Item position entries
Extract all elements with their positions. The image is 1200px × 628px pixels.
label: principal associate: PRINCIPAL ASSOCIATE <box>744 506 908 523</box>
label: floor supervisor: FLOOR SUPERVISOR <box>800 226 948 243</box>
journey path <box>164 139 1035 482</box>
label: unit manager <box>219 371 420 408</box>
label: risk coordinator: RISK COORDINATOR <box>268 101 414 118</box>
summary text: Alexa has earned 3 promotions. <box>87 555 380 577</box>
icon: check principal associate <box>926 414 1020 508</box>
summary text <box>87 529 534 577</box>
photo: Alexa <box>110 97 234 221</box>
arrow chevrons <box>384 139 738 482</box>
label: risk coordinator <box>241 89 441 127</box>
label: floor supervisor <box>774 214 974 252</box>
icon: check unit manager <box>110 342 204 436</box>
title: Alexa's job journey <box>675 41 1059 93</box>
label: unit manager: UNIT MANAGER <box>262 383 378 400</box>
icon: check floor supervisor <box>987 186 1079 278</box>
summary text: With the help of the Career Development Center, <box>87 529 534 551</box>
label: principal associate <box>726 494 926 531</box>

## PROBLEM DETAILS
Please copy every line of the listing above without any changes.

## RESULT OF THIS TASK
Extract all elements with their positions. The image is 1200px × 628px pixels.
label: principal associate: PRINCIPAL ASSOCIATE <box>744 506 908 523</box>
label: floor supervisor: FLOOR SUPERVISOR <box>800 226 948 243</box>
journey path <box>164 139 1035 482</box>
label: unit manager <box>219 371 420 408</box>
label: risk coordinator: RISK COORDINATOR <box>268 101 414 118</box>
summary text: Alexa has earned 3 promotions. <box>87 555 380 577</box>
icon: check principal associate <box>926 414 1020 508</box>
summary text <box>87 529 534 577</box>
photo: Alexa <box>110 97 234 221</box>
arrow chevrons <box>384 139 738 482</box>
label: risk coordinator <box>241 89 441 127</box>
label: floor supervisor <box>774 214 974 252</box>
icon: check unit manager <box>110 342 204 436</box>
title: Alexa's job journey <box>675 41 1059 93</box>
label: unit manager: UNIT MANAGER <box>262 383 378 400</box>
icon: check floor supervisor <box>987 186 1079 278</box>
summary text: With the help of the Career Development Center, <box>87 529 534 551</box>
label: principal associate <box>726 494 926 531</box>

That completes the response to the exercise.